Dataset items:
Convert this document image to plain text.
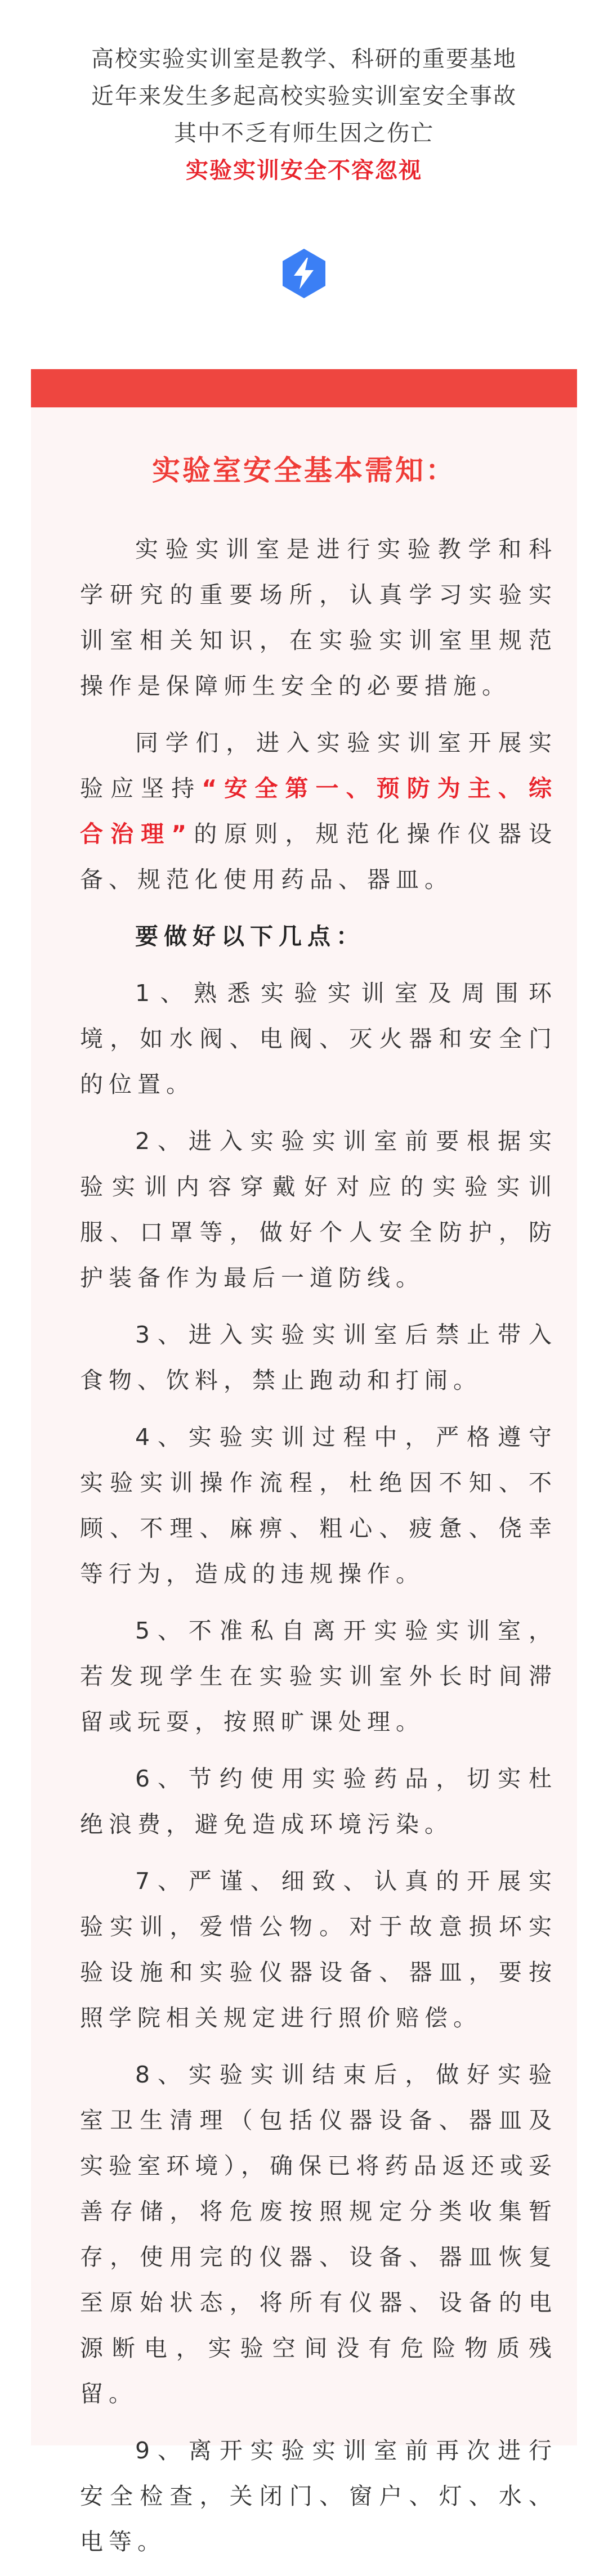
高校实验实训室是教学、科研的重要基地
近年来发生多起高校实验实训室安全事故
其中不乏有师生因之伤亡
实验实训安全不容忽视
实验室安全基本需知：

实验实训室是进行实验教学和科学研究的重要场所，认真学习实验实训室相关知识，在实验实训室里规范操作是保障师生安全的必要措施。

同学们，进入实验实训室开展实验应坚持“安全第一、预防为主、综合治理”的原则，规范化操作仪器设备、规范化使用药品、器皿。

要做好以下几点：

1、熟悉实验实训室及周围环境，如水阀、电阀、灭火器和安全门的位置。

2、进入实验实训室前要根据实验实训内容穿戴好对应的实验实训服、口罩等，做好个人安全防护，防护装备作为最后一道防线。

3、进入实验实训室后禁止带入食物、饮料，禁止跑动和打闹。

4、实验实训过程中，严格遵守实验实训操作流程，杜绝因不知、不顾、不理、麻痹、粗心、疲惫、侥幸等行为，造成的违规操作。

5、不准私自离开实验实训室，若发现学生在实验实训室外长时间滞留或玩耍，按照旷课处理。

6、节约使用实验药品，切实杜绝浪费，避免造成环境污染。

7、严谨、细致、认真的开展实验实训，爱惜公物。对于故意损坏实验设施和实验仪器设备、器皿，要按照学院相关规定进行照价赔偿。

8、实验实训结束后，做好实验室卫生清理（包括仪器设备、器皿及实验室环境），确保已将药品返还或妥善存储，将危废按照规定分类收集暂存，使用完的仪器、设备、器皿恢复至原始状态，将所有仪器、设备的电源断电，实验空间没有危险物质残留。

9、离开实验实训室前再次进行安全检查，关闭门、窗户、灯、水、电等。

**Task requirements**
Extract the full listing exactly, with the pictures left out.

**Output for this exercise**
Convert this document image to plain text.
高校实验实训室是教学、科研的重要基地
近年来发生多起高校实验实训室安全事故
其中不乏有师生因之伤亡
实验实训安全不容忽视
实验室安全基本需知：

实验实训室是进行实验教学和科学研究的重要场所，认真学习实验实训室相关知识，在实验实训室里规范操作是保障师生安全的必要措施。

同学们，进入实验实训室开展实验应坚持“安全第一、预防为主、综合治理”的原则，规范化操作仪器设备、规范化使用药品、器皿。

要做好以下几点：

1、熟悉实验实训室及周围环境，如水阀、电阀、灭火器和安全门的位置。

2、进入实验实训室前要根据实验实训内容穿戴好对应的实验实训服、口罩等，做好个人安全防护，防护装备作为最后一道防线。

3、进入实验实训室后禁止带入食物、饮料，禁止跑动和打闹。

4、实验实训过程中，严格遵守实验实训操作流程，杜绝因不知、不顾、不理、麻痹、粗心、疲惫、侥幸等行为，造成的违规操作。

5、不准私自离开实验实训室，若发现学生在实验实训室外长时间滞留或玩耍，按照旷课处理。

6、节约使用实验药品，切实杜绝浪费，避免造成环境污染。

7、严谨、细致、认真的开展实验实训，爱惜公物。对于故意损坏实验设施和实验仪器设备、器皿，要按照学院相关规定进行照价赔偿。

8、实验实训结束后，做好实验室卫生清理（包括仪器设备、器皿及实验室环境），确保已将药品返还或妥善存储，将危废按照规定分类收集暂存，使用完的仪器、设备、器皿恢复至原始状态，将所有仪器、设备的电源断电，实验空间没有危险物质残留。

9、离开实验实训室前再次进行安全检查，关闭门、窗户、灯、水、电等。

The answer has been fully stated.